- _Text passage_:
· · · · · · ·
After a successful rewrite of my sync codebase to async with an enormous help of RxJava,
I started to wonder why it doesn't have a Future type that represents a one-time task rather than an asynchronous push-based collection of data.
I have seen a few Netflix presentations on RxJava saying that Observable can be used for both async collections and one-time async tasks, which is nice,
but it's a little confusing when I have an Observable<T> and I can't really tell, by looking at the type, whether it will emit a series of data or just a single object.
For example, my Observable wrapper on Netflix Curator has its interface like this:
Observable<String> watch(String path);
Observable<String> get(String path);
Observable<Void> delete(String path);
The method watch returns an infinite stream of String objects which is emitted every time the ZooKeeper node's data is updated,
whereas the second and third ones are for one-time asynchronous tasks, which will emit a single response when the task finishes, and then complete the Observable.
I wish I had a 'Future' type to distinguish these from a collection Observable, so that I can notice how an asynchronous operation will behave just by looking at the type, and become more typesafe in a sense.
· · · · · · ·
- _Material provided_:
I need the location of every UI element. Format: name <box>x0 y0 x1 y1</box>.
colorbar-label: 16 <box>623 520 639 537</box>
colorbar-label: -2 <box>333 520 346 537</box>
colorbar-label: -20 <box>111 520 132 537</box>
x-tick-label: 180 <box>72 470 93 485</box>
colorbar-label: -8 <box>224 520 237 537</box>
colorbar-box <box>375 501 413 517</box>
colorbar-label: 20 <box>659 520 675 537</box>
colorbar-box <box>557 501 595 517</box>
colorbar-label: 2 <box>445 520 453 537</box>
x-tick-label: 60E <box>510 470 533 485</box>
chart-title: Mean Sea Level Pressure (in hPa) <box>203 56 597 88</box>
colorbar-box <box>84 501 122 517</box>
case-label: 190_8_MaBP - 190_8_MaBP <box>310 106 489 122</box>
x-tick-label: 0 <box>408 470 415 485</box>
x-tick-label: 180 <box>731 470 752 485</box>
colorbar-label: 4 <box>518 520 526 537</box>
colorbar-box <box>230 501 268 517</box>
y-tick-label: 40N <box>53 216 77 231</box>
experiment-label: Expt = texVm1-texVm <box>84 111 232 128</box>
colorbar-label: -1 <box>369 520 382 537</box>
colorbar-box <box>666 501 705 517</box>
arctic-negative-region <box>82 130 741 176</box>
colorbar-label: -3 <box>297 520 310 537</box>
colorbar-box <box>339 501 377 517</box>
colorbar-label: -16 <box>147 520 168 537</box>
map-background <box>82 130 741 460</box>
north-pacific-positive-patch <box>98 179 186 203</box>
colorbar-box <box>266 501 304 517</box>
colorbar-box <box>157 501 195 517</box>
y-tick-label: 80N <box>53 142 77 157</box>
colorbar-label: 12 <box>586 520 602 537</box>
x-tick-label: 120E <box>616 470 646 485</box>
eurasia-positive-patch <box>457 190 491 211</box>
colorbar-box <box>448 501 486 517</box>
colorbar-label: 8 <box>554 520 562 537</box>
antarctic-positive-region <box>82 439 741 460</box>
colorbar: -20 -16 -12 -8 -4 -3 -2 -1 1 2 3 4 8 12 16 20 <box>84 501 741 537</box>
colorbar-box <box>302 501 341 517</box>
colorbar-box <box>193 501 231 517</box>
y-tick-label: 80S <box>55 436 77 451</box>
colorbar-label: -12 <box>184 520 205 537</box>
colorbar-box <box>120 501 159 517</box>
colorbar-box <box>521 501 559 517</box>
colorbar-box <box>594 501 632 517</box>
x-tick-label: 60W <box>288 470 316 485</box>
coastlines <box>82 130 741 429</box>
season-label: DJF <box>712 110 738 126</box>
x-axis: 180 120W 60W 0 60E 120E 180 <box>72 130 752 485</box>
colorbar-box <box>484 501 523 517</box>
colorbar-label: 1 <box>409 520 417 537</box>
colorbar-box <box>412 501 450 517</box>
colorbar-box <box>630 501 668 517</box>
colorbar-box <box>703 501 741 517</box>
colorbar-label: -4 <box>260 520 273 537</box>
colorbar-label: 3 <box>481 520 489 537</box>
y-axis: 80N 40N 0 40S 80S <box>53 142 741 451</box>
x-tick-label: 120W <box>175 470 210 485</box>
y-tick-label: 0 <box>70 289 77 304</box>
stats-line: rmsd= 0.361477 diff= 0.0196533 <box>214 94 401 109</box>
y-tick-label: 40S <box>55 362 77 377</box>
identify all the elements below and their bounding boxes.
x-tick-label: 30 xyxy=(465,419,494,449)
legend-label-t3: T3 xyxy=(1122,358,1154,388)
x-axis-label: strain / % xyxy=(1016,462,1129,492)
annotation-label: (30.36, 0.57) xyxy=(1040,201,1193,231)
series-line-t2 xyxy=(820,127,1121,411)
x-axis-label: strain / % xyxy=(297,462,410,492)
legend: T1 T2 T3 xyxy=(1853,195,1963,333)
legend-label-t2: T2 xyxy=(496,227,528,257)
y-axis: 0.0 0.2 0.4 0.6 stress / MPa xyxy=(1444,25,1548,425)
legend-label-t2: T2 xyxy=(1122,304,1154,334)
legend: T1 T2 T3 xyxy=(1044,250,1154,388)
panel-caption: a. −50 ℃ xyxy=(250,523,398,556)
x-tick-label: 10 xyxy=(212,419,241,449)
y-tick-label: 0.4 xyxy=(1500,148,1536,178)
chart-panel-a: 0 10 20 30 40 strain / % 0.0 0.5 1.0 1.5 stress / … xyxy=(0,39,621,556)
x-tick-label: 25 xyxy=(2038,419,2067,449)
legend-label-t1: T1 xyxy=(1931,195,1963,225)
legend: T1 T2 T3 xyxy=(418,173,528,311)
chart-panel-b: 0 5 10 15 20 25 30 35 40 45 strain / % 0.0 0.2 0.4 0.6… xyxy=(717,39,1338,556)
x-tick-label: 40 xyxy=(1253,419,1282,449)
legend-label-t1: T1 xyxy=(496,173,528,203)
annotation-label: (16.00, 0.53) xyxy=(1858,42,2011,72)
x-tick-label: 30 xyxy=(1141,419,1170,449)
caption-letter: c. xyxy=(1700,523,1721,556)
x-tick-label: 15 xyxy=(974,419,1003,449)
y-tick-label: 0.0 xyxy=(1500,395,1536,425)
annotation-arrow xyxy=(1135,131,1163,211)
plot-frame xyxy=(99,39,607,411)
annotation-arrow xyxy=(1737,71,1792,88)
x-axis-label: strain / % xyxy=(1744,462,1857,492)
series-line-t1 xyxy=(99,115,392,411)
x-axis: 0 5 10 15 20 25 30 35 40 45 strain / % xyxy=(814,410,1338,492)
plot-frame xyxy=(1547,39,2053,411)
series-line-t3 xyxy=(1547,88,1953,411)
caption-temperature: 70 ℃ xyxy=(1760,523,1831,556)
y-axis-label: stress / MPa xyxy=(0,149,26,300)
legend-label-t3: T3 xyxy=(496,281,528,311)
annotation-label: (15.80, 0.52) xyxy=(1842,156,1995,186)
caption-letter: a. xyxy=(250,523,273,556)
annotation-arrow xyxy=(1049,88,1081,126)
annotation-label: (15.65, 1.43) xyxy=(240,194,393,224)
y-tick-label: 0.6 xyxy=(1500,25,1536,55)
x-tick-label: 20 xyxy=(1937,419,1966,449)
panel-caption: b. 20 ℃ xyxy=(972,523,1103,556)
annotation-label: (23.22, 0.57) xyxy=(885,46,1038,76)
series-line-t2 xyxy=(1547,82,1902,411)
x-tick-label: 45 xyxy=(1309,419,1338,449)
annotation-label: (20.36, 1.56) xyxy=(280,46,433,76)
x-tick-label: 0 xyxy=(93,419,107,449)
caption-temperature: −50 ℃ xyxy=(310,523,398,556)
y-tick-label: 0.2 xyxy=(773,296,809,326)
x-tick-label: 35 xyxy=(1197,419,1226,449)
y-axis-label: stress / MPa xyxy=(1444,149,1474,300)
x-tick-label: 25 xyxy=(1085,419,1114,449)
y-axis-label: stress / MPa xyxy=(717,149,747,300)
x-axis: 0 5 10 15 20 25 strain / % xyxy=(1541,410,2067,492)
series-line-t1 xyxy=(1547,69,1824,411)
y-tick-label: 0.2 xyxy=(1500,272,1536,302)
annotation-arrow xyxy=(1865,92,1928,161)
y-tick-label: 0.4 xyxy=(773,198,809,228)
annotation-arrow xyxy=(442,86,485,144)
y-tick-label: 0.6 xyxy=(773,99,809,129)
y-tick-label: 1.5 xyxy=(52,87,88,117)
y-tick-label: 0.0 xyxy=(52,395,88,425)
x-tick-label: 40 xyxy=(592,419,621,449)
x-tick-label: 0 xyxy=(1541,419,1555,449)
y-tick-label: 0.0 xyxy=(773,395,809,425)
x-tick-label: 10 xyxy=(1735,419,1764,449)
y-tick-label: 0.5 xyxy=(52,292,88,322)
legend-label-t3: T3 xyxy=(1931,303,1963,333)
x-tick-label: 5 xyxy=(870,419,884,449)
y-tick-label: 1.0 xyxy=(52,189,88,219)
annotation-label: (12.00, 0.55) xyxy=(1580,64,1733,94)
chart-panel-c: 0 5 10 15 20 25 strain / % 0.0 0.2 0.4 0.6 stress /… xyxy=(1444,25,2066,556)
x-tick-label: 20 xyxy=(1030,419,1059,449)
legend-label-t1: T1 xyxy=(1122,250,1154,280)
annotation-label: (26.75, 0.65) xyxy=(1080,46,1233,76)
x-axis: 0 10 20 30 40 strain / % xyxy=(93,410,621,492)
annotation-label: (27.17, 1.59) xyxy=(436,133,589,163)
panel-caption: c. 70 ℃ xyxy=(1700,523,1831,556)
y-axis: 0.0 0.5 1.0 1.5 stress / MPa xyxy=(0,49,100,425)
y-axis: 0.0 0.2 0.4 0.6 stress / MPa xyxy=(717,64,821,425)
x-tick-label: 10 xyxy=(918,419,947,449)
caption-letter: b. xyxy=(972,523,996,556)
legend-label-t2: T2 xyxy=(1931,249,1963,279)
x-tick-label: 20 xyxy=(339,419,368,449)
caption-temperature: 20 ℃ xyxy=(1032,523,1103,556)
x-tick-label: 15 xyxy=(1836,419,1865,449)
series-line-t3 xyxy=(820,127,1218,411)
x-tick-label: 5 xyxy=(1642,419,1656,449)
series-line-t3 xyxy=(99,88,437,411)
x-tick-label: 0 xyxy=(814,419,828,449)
· · · · · · ·
- _What is required_: Could you carry on the RxJava post, picking up right after its final sentence? The lines come from a different source than the RxJava post.

- _Result of the task_:
I am aware that this whole project is about the idea of Observable as the async Iterable, and there are Scala Future, Akka future, Guava ListenableFuture and Java 8's CompletableFuture for my concerns,
But I just can't give up all the powerful functionalities that Rx provides, and I also don't want to write and use messy wrappers over those external Future classes.
If there is a rx.Future type that is interopable with rx.Observable, possibly as a subclass of rx.Observable,
the interfaces can still be consistent, like merge(Future...) returning an Observable and zip(Future...) returning a Future, Future.map/flatMap returns Future while Observable.map/flatMap returns Observable, and so on.
Is there some release notes/discussions that explain why RxJava didn't adopt this strategy? I know my whole idea might be wrong so advises are appreciated.